• WORK TO DO
Which lines in the records below contain the word "name"? Copy each of them.

• EXERCISE DATA

*****

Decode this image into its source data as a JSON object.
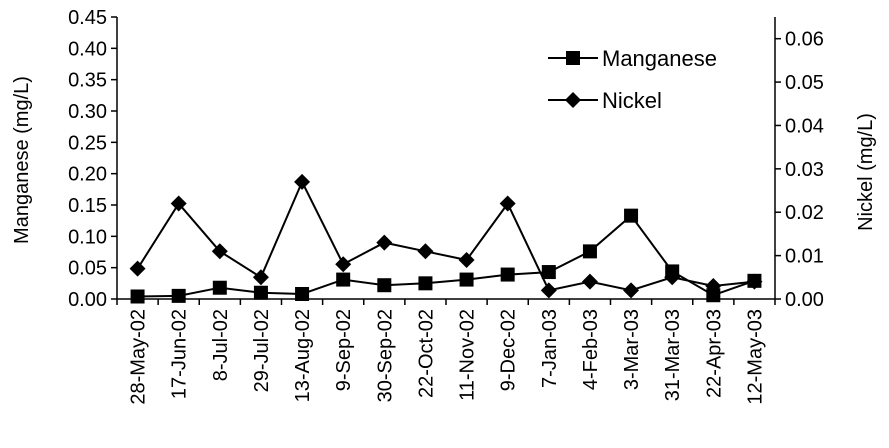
{
  "chart_data": {
    "type": "line",
    "categories": [
      "28-May-02",
      "17-Jun-02",
      "8-Jul-02",
      "29-Jul-02",
      "13-Aug-02",
      "9-Sep-02",
      "30-Sep-02",
      "22-Oct-02",
      "11-Nov-02",
      "9-Dec-02",
      "7-Jan-03",
      "4-Feb-03",
      "3-Mar-03",
      "31-Mar-03",
      "22-Apr-03",
      "12-May-03"
    ],
    "series": [
      {
        "name": "Manganese",
        "axis": "left",
        "marker": "square",
        "values": [
          0.004,
          0.005,
          0.018,
          0.01,
          0.008,
          0.031,
          0.022,
          0.025,
          0.031,
          0.039,
          0.043,
          0.076,
          0.133,
          0.044,
          0.006,
          0.029
        ]
      },
      {
        "name": "Nickel",
        "axis": "right",
        "marker": "diamond",
        "values": [
          0.007,
          0.022,
          0.011,
          0.005,
          0.027,
          0.008,
          0.013,
          0.011,
          0.009,
          0.022,
          0.002,
          0.004,
          0.002,
          0.005,
          0.003,
          0.004
        ]
      }
    ],
    "ylabel": "Manganese (mg/L)",
    "ylabel_right": "Nickel (mg/L)",
    "ylim": [
      0,
      0.45
    ],
    "ylim_right": [
      0,
      0.065
    ],
    "yticks": [
      "0.00",
      "0.05",
      "0.10",
      "0.15",
      "0.20",
      "0.25",
      "0.30",
      "0.35",
      "0.40",
      "0.45"
    ],
    "yticks_right": [
      "0.00",
      "0.01",
      "0.02",
      "0.03",
      "0.04",
      "0.05",
      "0.06"
    ],
    "grid": false,
    "legend_position": "top-right",
    "line_color": "#000000"
  }
}
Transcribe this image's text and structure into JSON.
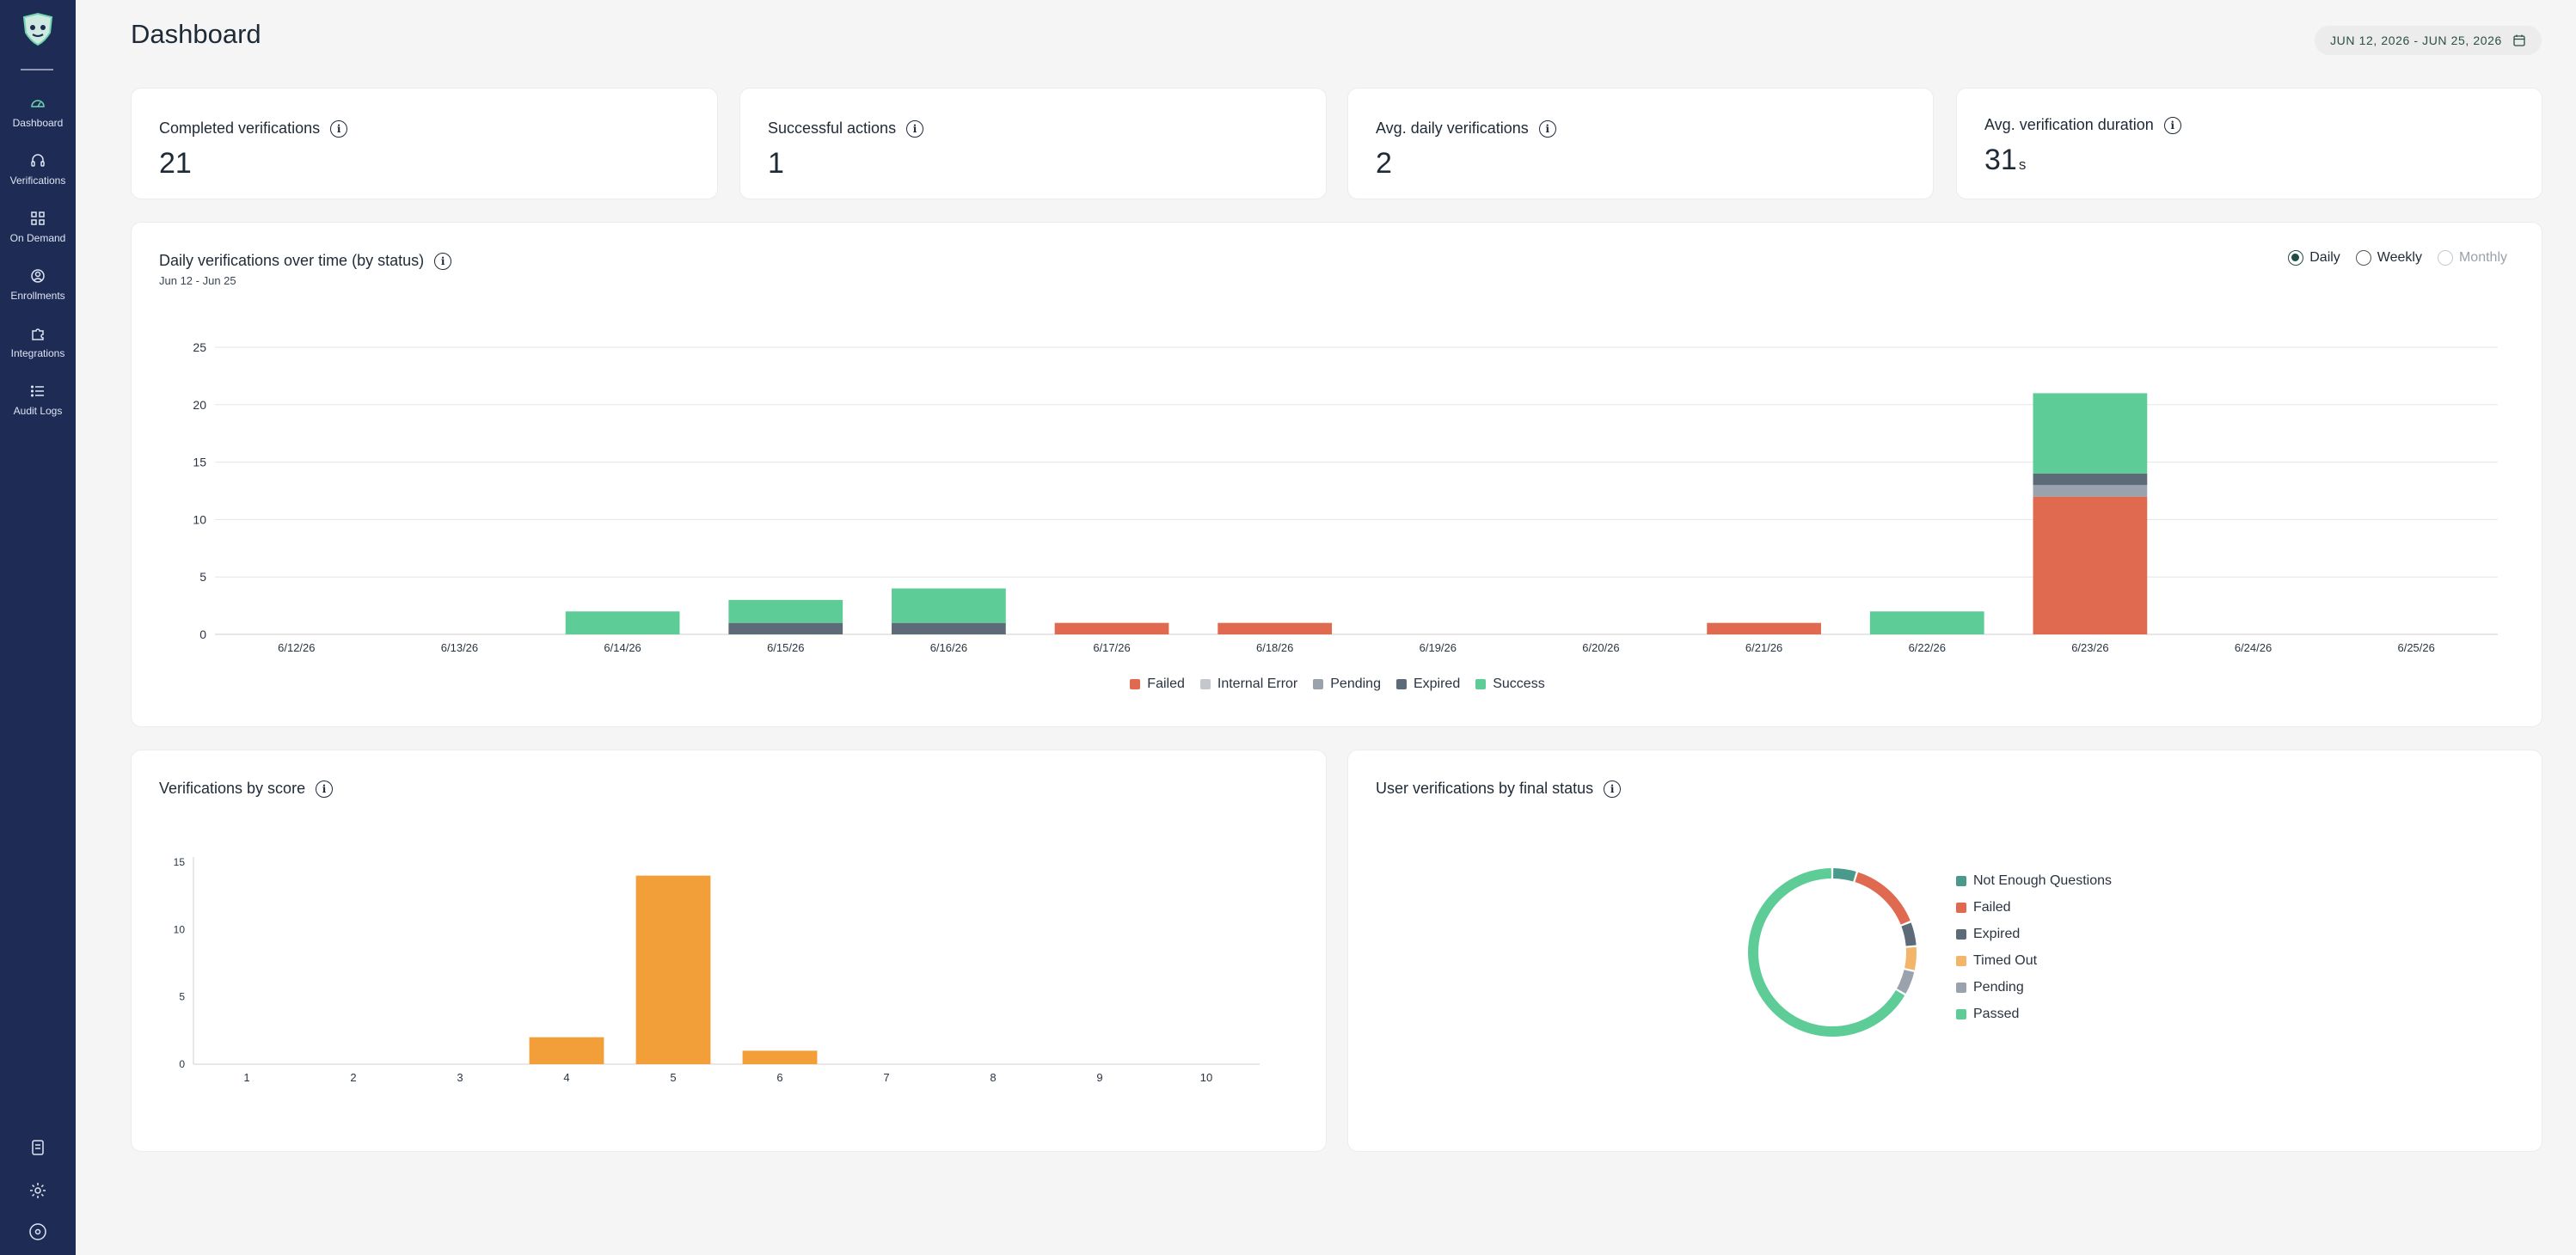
{
  "nav": {
    "items": [
      {
        "label": "Dashboard",
        "icon": "dashboard-gauge-icon"
      },
      {
        "label": "Verifications",
        "icon": "headset-icon"
      },
      {
        "label": "On Demand",
        "icon": "grid-icon"
      },
      {
        "label": "Enrollments",
        "icon": "user-circle-icon"
      },
      {
        "label": "Integrations",
        "icon": "puzzle-icon"
      },
      {
        "label": "Audit Logs",
        "icon": "list-icon"
      }
    ],
    "bottom_icons": [
      "document-icon",
      "gear-icon",
      "account-icon"
    ]
  },
  "header": {
    "title": "Dashboard",
    "date_range": "JUN 12, 2026 - JUN 25, 2026"
  },
  "kpis": [
    {
      "label": "Completed verifications",
      "value": "21",
      "unit": ""
    },
    {
      "label": "Successful actions",
      "value": "1",
      "unit": ""
    },
    {
      "label": "Avg. daily verifications",
      "value": "2",
      "unit": ""
    },
    {
      "label": "Avg. verification duration",
      "value": "31",
      "unit": "s"
    }
  ],
  "daily_chart": {
    "title": "Daily verifications over time (by status)",
    "subtitle": "Jun 12 - Jun 25",
    "period_options": [
      {
        "label": "Daily",
        "state": "checked"
      },
      {
        "label": "Weekly",
        "state": "unchecked"
      },
      {
        "label": "Monthly",
        "state": "disabled"
      }
    ]
  },
  "score_chart": {
    "title": "Verifications by score"
  },
  "status_chart": {
    "title": "User verifications by final status"
  },
  "colors": {
    "failed": "#e06a4f",
    "internal_error": "#c4c7cb",
    "pending": "#9aa3ad",
    "expired": "#5d6b78",
    "success": "#5ecc96",
    "score_bar": "#f29e39",
    "not_enough_questions": "#4a9a8c",
    "timed_out": "#f3b56a",
    "accent": "#1d2b55"
  },
  "chart_data": [
    {
      "type": "bar",
      "stacked": true,
      "categories": [
        "6/12/26",
        "6/13/26",
        "6/14/26",
        "6/15/26",
        "6/16/26",
        "6/17/26",
        "6/18/26",
        "6/19/26",
        "6/20/26",
        "6/21/26",
        "6/22/26",
        "6/23/26",
        "6/24/26",
        "6/25/26"
      ],
      "series": [
        {
          "name": "Failed",
          "color": "#e06a4f",
          "values": [
            0,
            0,
            0,
            0,
            0,
            1,
            1,
            0,
            0,
            1,
            0,
            12,
            0,
            0
          ]
        },
        {
          "name": "Internal Error",
          "color": "#c4c7cb",
          "values": [
            0,
            0,
            0,
            0,
            0,
            0,
            0,
            0,
            0,
            0,
            0,
            0,
            0,
            0
          ]
        },
        {
          "name": "Pending",
          "color": "#9aa3ad",
          "values": [
            0,
            0,
            0,
            0,
            0,
            0,
            0,
            0,
            0,
            0,
            0,
            1,
            0,
            0
          ]
        },
        {
          "name": "Expired",
          "color": "#5d6b78",
          "values": [
            0,
            0,
            0,
            1,
            1,
            0,
            0,
            0,
            0,
            0,
            0,
            1,
            0,
            0
          ]
        },
        {
          "name": "Success",
          "color": "#5ecc96",
          "values": [
            0,
            0,
            2,
            2,
            3,
            0,
            0,
            0,
            0,
            0,
            2,
            7,
            0,
            0
          ]
        }
      ],
      "ylim": [
        0,
        25
      ],
      "yticks": [
        0,
        5,
        10,
        15,
        20,
        25
      ],
      "grid": true,
      "legend": "bottom-center"
    },
    {
      "type": "bar",
      "categories": [
        "1",
        "2",
        "3",
        "4",
        "5",
        "6",
        "7",
        "8",
        "9",
        "10"
      ],
      "values": [
        0,
        0,
        0,
        2,
        14,
        1,
        0,
        0,
        0,
        0
      ],
      "ylim": [
        0,
        15
      ],
      "yticks": [
        0,
        5,
        10,
        15
      ],
      "grid": false
    },
    {
      "type": "pie",
      "donut": true,
      "labels": [
        "Not Enough Questions",
        "Failed",
        "Expired",
        "Timed Out",
        "Pending",
        "Passed"
      ],
      "colors": [
        "#4a9a8c",
        "#e06a4f",
        "#5d6b78",
        "#f3b56a",
        "#9aa3ad",
        "#5ecc96"
      ],
      "values": [
        1,
        3,
        1,
        1,
        1,
        14
      ],
      "legend": "right"
    }
  ]
}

*****

• COMPLETED TASK
        "name": "Manganese",
        "name": "Nickel",
          "name": "Failed",
          "name": "Internal Error",
          "name": "Pending",
          "name": "Expired",
          "name": "Success",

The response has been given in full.